What is being asked - In the entries that follow, how many lines contain the word "dieser"? Answer with the number only.
━━ Dataset rows ━━
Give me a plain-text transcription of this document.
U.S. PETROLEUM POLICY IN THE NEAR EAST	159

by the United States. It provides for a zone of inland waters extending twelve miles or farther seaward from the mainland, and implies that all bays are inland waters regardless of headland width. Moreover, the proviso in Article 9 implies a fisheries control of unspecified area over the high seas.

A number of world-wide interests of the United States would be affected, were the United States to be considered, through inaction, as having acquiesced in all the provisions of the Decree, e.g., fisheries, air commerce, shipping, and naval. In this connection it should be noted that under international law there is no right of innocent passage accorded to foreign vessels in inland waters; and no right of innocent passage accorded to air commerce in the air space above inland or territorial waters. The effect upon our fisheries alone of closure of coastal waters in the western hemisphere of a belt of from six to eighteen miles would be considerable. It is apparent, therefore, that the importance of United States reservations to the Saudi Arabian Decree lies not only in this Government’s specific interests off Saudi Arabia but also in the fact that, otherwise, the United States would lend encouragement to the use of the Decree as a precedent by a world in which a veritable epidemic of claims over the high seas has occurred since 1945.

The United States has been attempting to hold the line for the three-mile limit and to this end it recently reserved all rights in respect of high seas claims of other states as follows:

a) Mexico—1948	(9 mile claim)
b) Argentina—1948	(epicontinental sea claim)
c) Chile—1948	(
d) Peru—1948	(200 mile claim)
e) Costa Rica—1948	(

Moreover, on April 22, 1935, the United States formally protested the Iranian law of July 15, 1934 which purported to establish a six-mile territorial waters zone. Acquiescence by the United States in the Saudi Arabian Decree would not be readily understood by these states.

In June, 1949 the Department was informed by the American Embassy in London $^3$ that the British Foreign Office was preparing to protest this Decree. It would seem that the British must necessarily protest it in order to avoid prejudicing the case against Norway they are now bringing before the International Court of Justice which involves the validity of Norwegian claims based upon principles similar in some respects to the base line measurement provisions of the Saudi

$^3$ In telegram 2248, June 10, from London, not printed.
━━━
━━ Dataset rows ━━
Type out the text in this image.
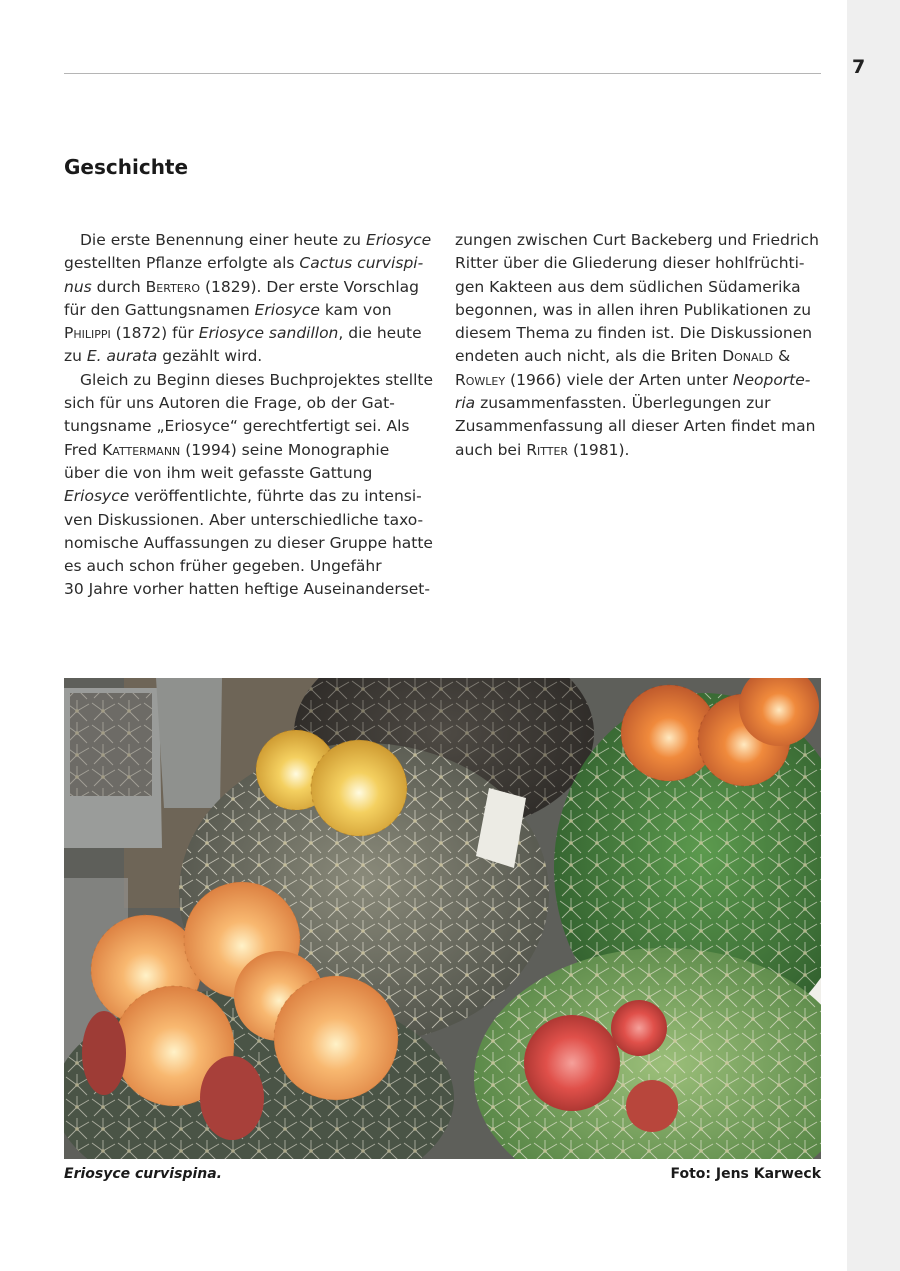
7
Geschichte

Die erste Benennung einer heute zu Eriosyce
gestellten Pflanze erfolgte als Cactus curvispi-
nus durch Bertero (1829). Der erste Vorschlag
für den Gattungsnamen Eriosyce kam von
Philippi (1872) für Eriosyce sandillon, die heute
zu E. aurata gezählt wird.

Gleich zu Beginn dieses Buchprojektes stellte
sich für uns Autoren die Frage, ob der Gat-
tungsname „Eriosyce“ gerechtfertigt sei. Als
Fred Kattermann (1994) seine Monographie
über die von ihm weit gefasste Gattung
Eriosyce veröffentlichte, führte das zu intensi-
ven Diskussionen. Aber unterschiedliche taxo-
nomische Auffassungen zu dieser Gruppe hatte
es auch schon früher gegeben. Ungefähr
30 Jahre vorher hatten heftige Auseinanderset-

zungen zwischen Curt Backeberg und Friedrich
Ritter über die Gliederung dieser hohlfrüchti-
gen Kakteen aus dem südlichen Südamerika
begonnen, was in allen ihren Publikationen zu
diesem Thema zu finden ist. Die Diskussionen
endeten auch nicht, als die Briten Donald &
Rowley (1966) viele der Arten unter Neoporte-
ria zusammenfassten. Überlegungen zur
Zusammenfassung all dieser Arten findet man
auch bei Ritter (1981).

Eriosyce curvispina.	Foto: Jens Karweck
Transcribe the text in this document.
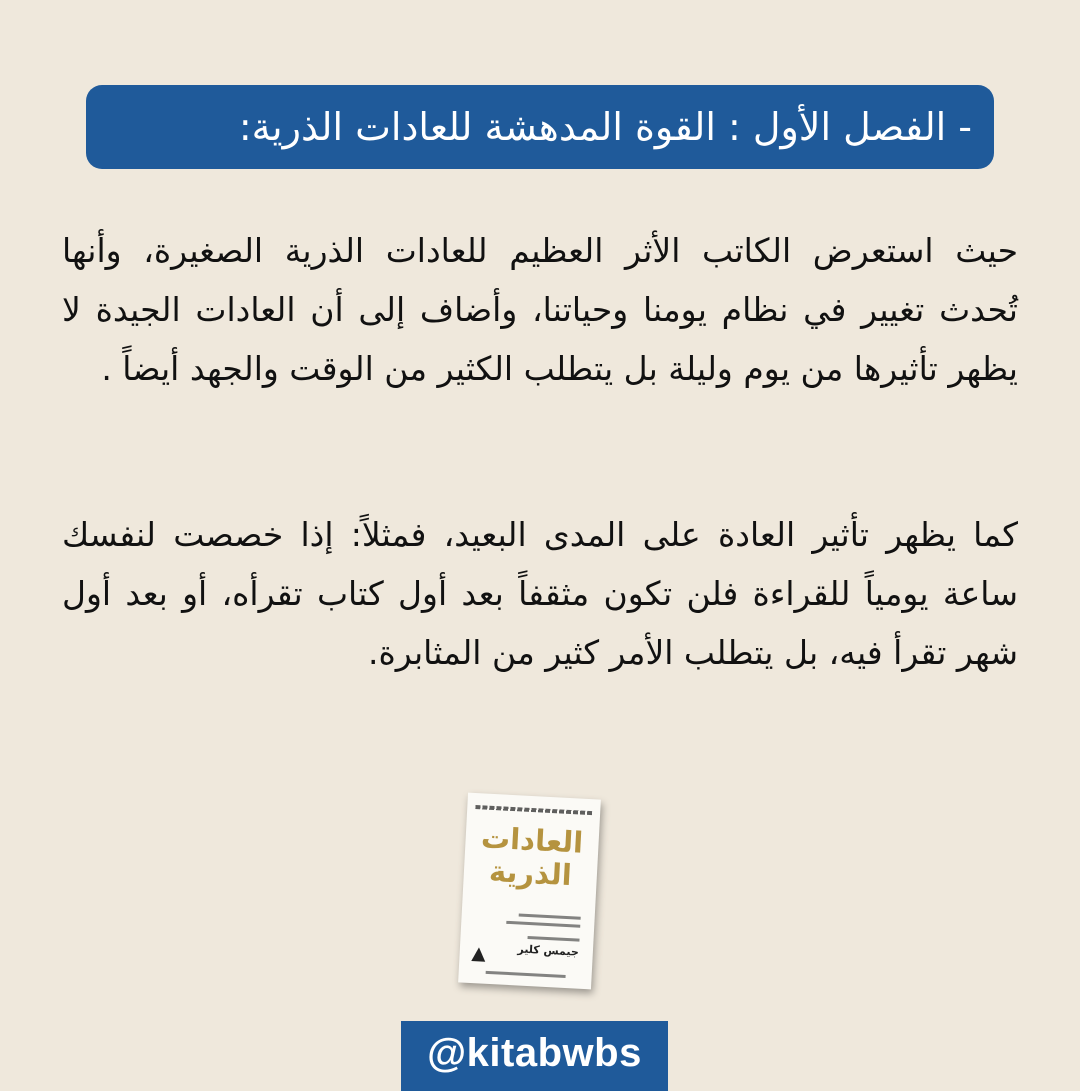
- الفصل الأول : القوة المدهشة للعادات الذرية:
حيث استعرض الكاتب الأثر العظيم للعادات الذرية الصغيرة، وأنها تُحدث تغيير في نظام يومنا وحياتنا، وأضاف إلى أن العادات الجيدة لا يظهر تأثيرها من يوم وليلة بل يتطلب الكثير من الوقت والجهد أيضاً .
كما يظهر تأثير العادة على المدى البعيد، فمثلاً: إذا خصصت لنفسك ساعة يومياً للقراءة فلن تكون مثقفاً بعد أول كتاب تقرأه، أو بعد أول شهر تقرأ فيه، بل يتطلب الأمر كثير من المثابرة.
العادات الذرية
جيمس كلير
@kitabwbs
━━━
Complete answer - 3